↓↓↓

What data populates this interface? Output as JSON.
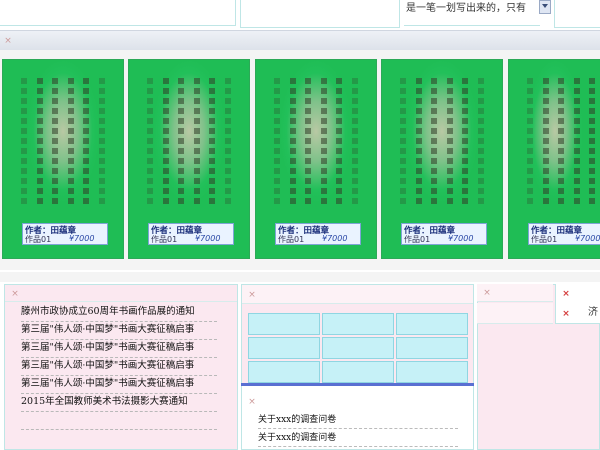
{
  "top": {
    "snippet": "是一笔一划写出来的，只有"
  },
  "gallery": {
    "cards": [
      {
        "author": "作者：田蕴章",
        "work": "作品01",
        "price": "¥7000"
      },
      {
        "author": "作者：田蕴章",
        "work": "作品01",
        "price": "¥7000"
      },
      {
        "author": "作者：田蕴章",
        "work": "作品01",
        "price": "¥7000"
      },
      {
        "author": "作者：田蕴章",
        "work": "作品01",
        "price": "¥7000"
      },
      {
        "author": "作者：田蕴章",
        "work": "作品01",
        "price": "¥7000"
      }
    ]
  },
  "news": {
    "items": [
      "滕州市政协成立60周年书画作品展的通知",
      "第三届\"伟人颂·中国梦\"书画大赛征稿启事",
      "第三届\"伟人颂·中国梦\"书画大赛征稿启事",
      "第三届\"伟人颂·中国梦\"书画大赛征稿启事",
      "第三届\"伟人颂·中国梦\"书画大赛征稿启事",
      "2015年全国教师美术书法摄影大赛通知"
    ]
  },
  "survey": {
    "items": [
      "关于xxx的调查问卷",
      "关于xxx的调查问卷"
    ]
  },
  "right": {
    "glyph": "济"
  },
  "colors": {
    "card_green": "#1fbd55",
    "panel_pink": "#fbe8f0",
    "cell_cyan": "#c6f1f7",
    "divider_blue": "#5a6fd2"
  }
}
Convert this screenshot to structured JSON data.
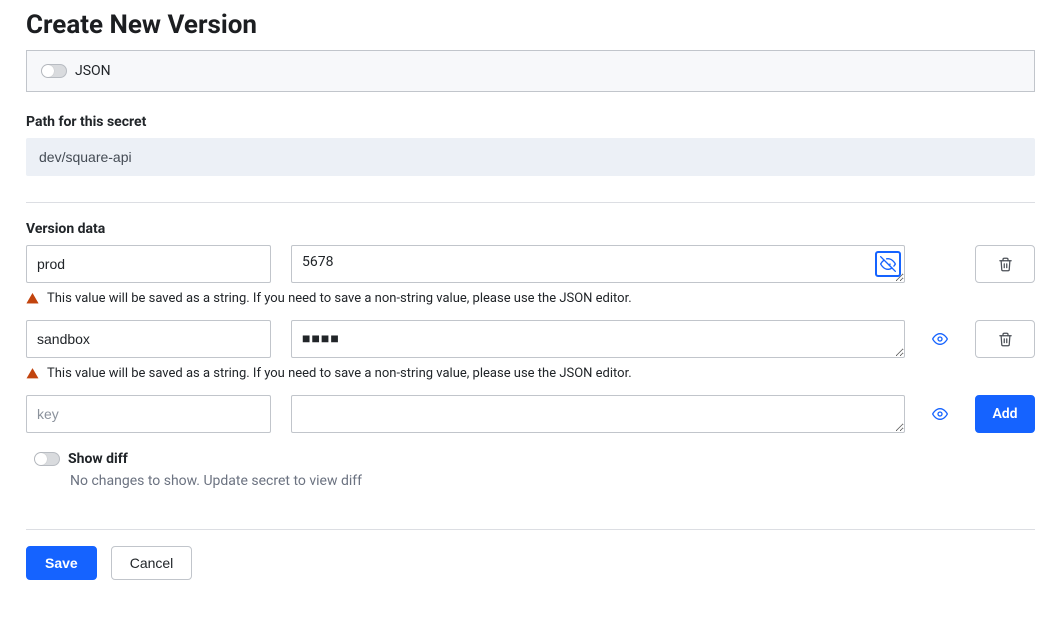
{
  "page": {
    "title": "Create New Version"
  },
  "json_toggle": {
    "label": "JSON",
    "on": false
  },
  "path": {
    "label": "Path for this secret",
    "value": "dev/square-api"
  },
  "version_data": {
    "label": "Version data",
    "rows": [
      {
        "key": "prod",
        "value": "5678",
        "masked": false,
        "warning": "This value will be saved as a string. If you need to save a non-string value, please use the JSON editor."
      },
      {
        "key": "sandbox",
        "value": "■■■■",
        "masked": true,
        "warning": "This value will be saved as a string. If you need to save a non-string value, please use the JSON editor."
      }
    ],
    "new_row": {
      "key_placeholder": "key",
      "value": ""
    },
    "add_label": "Add"
  },
  "diff": {
    "toggle_label": "Show diff",
    "hint": "No changes to show. Update secret to view diff",
    "on": false
  },
  "actions": {
    "save": "Save",
    "cancel": "Cancel"
  }
}
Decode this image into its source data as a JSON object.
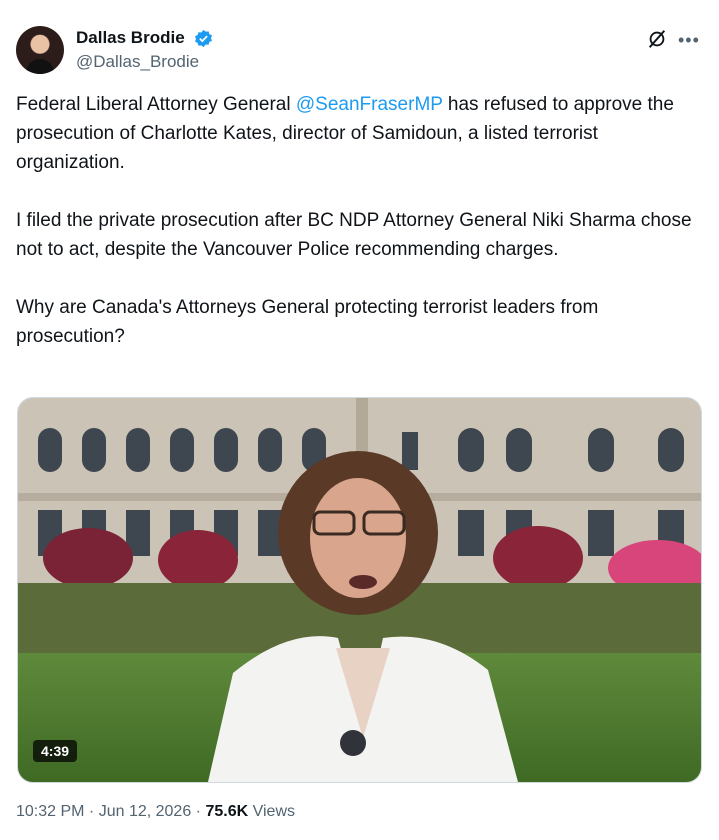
{
  "author": {
    "name": "Dallas Brodie",
    "handle": "@Dallas_Brodie"
  },
  "icons": {
    "grok": "grok-icon",
    "more": "more-options-icon",
    "verified": "verified-badge-icon"
  },
  "tweet": {
    "p1_before": "Federal Liberal Attorney General ",
    "p1_mention": "@SeanFraserMP",
    "p1_after": " has refused to approve the prosecution of Charlotte Kates, director of Samidoun, a listed terrorist organization.",
    "p2": "I filed the private prosecution after BC NDP Attorney General Niki Sharma chose not to act, despite the Vancouver Police recommending charges.",
    "p3": "Why are Canada's Attorneys General protecting terrorist leaders from prosecution?"
  },
  "media": {
    "duration": "4:39"
  },
  "meta": {
    "time": "10:32 PM",
    "sep": " · ",
    "date": "Jun 12, 2026",
    "sep2": " · ",
    "views_count": "75.6K",
    "views_label": " Views"
  },
  "colors": {
    "accent": "#1d9bf0",
    "muted": "#536471",
    "text": "#0f1419"
  }
}
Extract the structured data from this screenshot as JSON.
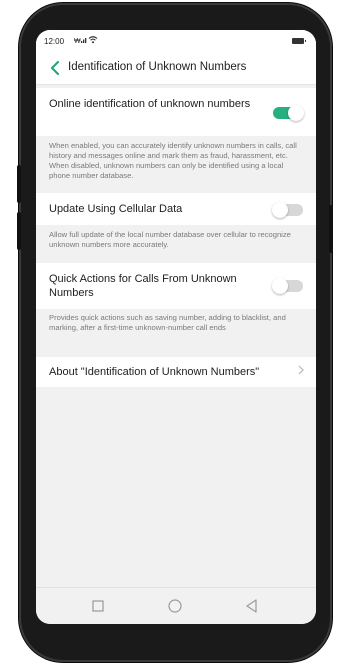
{
  "status_bar": {
    "time": "12:00",
    "signal": "ᵀˡ̇₂",
    "battery_icon": "battery-icon",
    "wifi_icon": "wifi-icon"
  },
  "header": {
    "back_icon": "back-arrow-icon",
    "title": "Identification of Unknown Numbers"
  },
  "settings": [
    {
      "label": "Online identification of unknown numbers",
      "toggle": true,
      "description": "When enabled, you can accurately identify unknown numbers in calls, call history and messages online and mark them as fraud, harassment, etc. When disabled, unknown numbers can only be identified using a local phone number database."
    },
    {
      "label": "Update Using Cellular Data",
      "toggle": false,
      "description": "Allow full update of the local number database over cellular to recognize unknown numbers more accurately."
    },
    {
      "label": "Quick Actions for Calls From Unknown Numbers",
      "toggle": false,
      "description": "Provides quick actions such as saving number, adding to blacklist, and marking, after a first-time unknown-number call ends"
    }
  ],
  "about": {
    "label": "About \"Identification of Unknown Numbers\"",
    "chevron_icon": "chevron-right-icon"
  },
  "nav_bar": {
    "recent_icon": "square-icon",
    "home_icon": "circle-icon",
    "back_icon": "triangle-back-icon"
  },
  "colors": {
    "accent": "#27b07f",
    "toggle_off": "#d7d7d7",
    "screen_bg": "#f1f1f1"
  }
}
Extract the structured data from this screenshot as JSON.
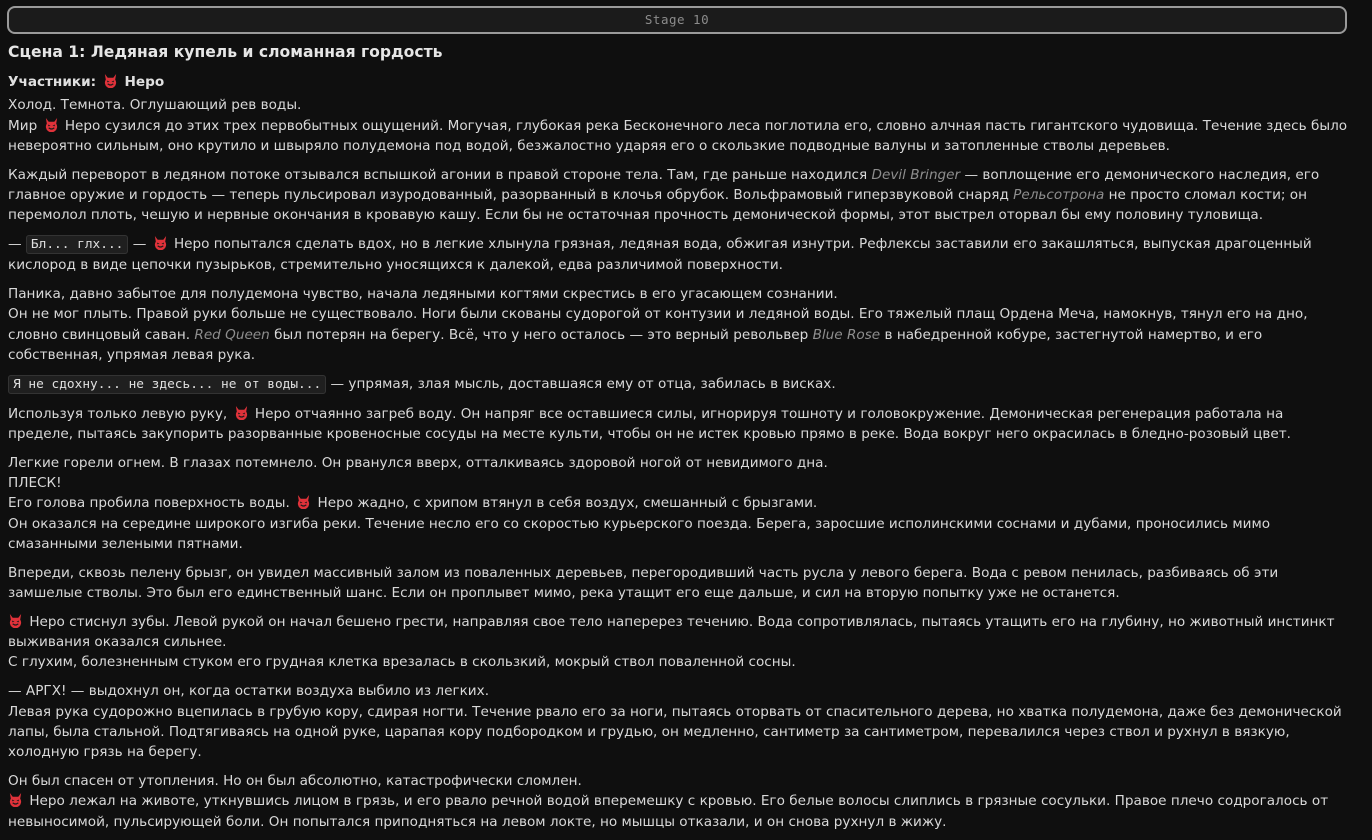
{
  "stage_label": "Stage 10",
  "scene_title": "Сцена 1: Ледяная купель и сломанная гордость",
  "participants_label": "Участники:",
  "character_name": "Неро",
  "icons": {
    "character": "devil-face-icon"
  },
  "colors": {
    "background": "#0f0f0f",
    "text": "#d9d9d9",
    "emphasis": "#8e8e8e",
    "icon": "#e0323a"
  },
  "p1": {
    "l1": "Холод. Темнота. Оглушающий рев воды.",
    "l2a": "Мир ",
    "l2b": " Неро сузился до этих трех первобытных ощущений. Могучая, глубокая река Бесконечного леса поглотила его, словно алчная пасть гигантского чудовища. Течение здесь было невероятно сильным, оно крутило и швыряло полудемона под водой, безжалостно ударяя его о скользкие подводные валуны и затопленные стволы деревьев."
  },
  "p2": {
    "a": "Каждый переворот в ледяном потоке отзывался вспышкой агонии в правой стороне тела. Там, где раньше находился ",
    "devil_bringer": "Devil Bringer",
    "b": " — воплощение его демонического наследия, его главное оружие и гордость — теперь пульсировал изуродованный, разорванный в клочья обрубок. Вольфрамовый гиперзвуковой снаряд ",
    "railgun": "Рельсотрона",
    "c": " не просто сломал кости; он перемолол плоть, чешую и нервные окончания в кровавую кашу. Если бы не остаточная прочность демонической формы, этот выстрел оторвал бы ему половину туловища."
  },
  "p3": {
    "pre": "— ",
    "code": "Бл... глх...",
    "mid": " — ",
    "text": " Неро попытался сделать вдох, но в легкие хлынула грязная, ледяная вода, обжигая изнутри. Рефлексы заставили его закашляться, выпуская драгоценный кислород в виде цепочки пузырьков, стремительно уносящихся к далекой, едва различимой поверхности."
  },
  "p4": {
    "l1": "Паника, давно забытое для полудемона чувство, начала ледяными когтями скрестись в его угасающем сознании.",
    "l2a": "Он не мог плыть. Правой руки больше не существовало. Ноги были скованы судорогой от контузии и ледяной воды. Его тяжелый плащ Ордена Меча, намокнув, тянул его на дно, словно свинцовый саван. ",
    "red_queen": "Red Queen",
    "l2b": " был потерян на берегу. Всё, что у него осталось — это верный револьвер ",
    "blue_rose": "Blue Rose",
    "l2c": " в набедренной кобуре, застегнутой намертво, и его собственная, упрямая левая рука."
  },
  "p5": {
    "code": "Я не сдохну... не здесь... не от воды...",
    "text": " — упрямая, злая мысль, доставшаяся ему от отца, забилась в висках."
  },
  "p6": {
    "a": "Используя только левую руку, ",
    "b": " Неро отчаянно загреб воду. Он напряг все оставшиеся силы, игнорируя тошноту и головокружение. Демоническая регенерация работала на пределе, пытаясь закупорить разорванные кровеносные сосуды на месте культи, чтобы он не истек кровью прямо в реке. Вода вокруг него окрасилась в бледно-розовый цвет."
  },
  "p7": {
    "l1": "Легкие горели огнем. В глазах потемнело. Он рванулся вверх, отталкиваясь здоровой ногой от невидимого дна.",
    "l2": "ПЛЕСК!",
    "l3a": "Его голова пробила поверхность воды. ",
    "l3b": " Неро жадно, с хрипом втянул в себя воздух, смешанный с брызгами.",
    "l4": "Он оказался на середине широкого изгиба реки. Течение несло его со скоростью курьерского поезда. Берега, заросшие исполинскими соснами и дубами, проносились мимо смазанными зелеными пятнами."
  },
  "p8": "Впереди, сквозь пелену брызг, он увидел массивный залом из поваленных деревьев, перегородивший часть русла у левого берега. Вода с ревом пенилась, разбиваясь об эти замшелые стволы. Это был его единственный шанс. Если он проплывет мимо, река утащит его еще дальше, и сил на вторую попытку уже не останется.",
  "p9": {
    "l1": " Неро стиснул зубы. Левой рукой он начал бешено грести, направляя свое тело наперерез течению. Вода сопротивлялась, пытаясь утащить его на глубину, но животный инстинкт выживания оказался сильнее.",
    "l2": "С глухим, болезненным стуком его грудная клетка врезалась в скользкий, мокрый ствол поваленной сосны."
  },
  "p10": {
    "l1": "— АРГХ! — выдохнул он, когда остатки воздуха выбило из легких.",
    "l2": "Левая рука судорожно вцепилась в грубую кору, сдирая ногти. Течение рвало его за ноги, пытаясь оторвать от спасительного дерева, но хватка полудемона, даже без демонической лапы, была стальной. Подтягиваясь на одной руке, царапая кору подбородком и грудью, он медленно, сантиметр за сантиметром, перевалился через ствол и рухнул в вязкую, холодную грязь на берегу."
  },
  "p11": {
    "l1": "Он был спасен от утопления. Но он был абсолютно, катастрофически сломлен.",
    "l2": " Неро лежал на животе, уткнувшись лицом в грязь, и его рвало речной водой вперемешку с кровью. Его белые волосы слиплись в грязные сосульки. Правое плечо содрогалось от невыносимой, пульсирующей боли. Он попытался приподняться на левом локте, но мышцы отказали, и он снова рухнул в жижу."
  }
}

↑↑↑

Problem details.
Report each line in the data that holds the word "река".

Solution.
    "l2b": " Неро сузился до этих трех первобытных ощущений. Могучая, глубокая река Бесконечного леса поглотила его, словно алчная пасть гигантского чудовища. Течение здесь было невероятно сильным, оно крутило и швыряло полудемона под водой, безжалостно ударяя его о скользкие подводные валуны и затопленные стволы деревьев."
  "p8": "Впереди, сквозь пелену брызг, он увидел массивный залом из поваленных деревьев, перегородивший часть русла у левого берега. Вода с ревом пенилась, разбиваясь об эти замшелые стволы. Это был его единственный шанс. Если он проплывет мимо, река утащит его еще дальше, и сил на вторую попытку уже не останется.",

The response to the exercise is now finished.